* _Exercise directions_
Output every entry exactly as written.

Recorded data:

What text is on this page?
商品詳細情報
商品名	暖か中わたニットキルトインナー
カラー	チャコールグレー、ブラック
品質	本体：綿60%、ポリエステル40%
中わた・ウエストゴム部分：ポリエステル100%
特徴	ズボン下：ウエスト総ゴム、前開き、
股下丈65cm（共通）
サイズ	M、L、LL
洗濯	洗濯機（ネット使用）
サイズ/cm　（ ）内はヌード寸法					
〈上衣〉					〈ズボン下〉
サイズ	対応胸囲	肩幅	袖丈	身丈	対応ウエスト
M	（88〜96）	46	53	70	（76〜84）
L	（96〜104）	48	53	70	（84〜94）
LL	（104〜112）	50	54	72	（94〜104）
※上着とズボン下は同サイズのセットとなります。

* _Answer to this task_
What text is on this page?
商品詳細情報
商品名	暖か中わたニットキルトインナー
カラー	チャコールグレー、ブラック
品質	本体：綿60%、ポリエステル40%
中わた・ウエストゴム部分：ポリエステル100%
特徴	ズボン下：ウエスト総ゴム、前開き、
股下丈65cm（共通）
サイズ	M、L、LL
洗濯	洗濯機（ネット使用）
サイズ/cm　（ ）内はヌード寸法					
〈上衣〉					〈ズボン下〉
サイズ	対応胸囲	肩幅	袖丈	身丈	対応ウエスト
M	（88〜96）	46	53	70	（76〜84）
L	（96〜104）	48	53	70	（84〜94）
LL	（104〜112）	50	54	72	（94〜104）
※上着とズボン下は同サイズのセットとなります。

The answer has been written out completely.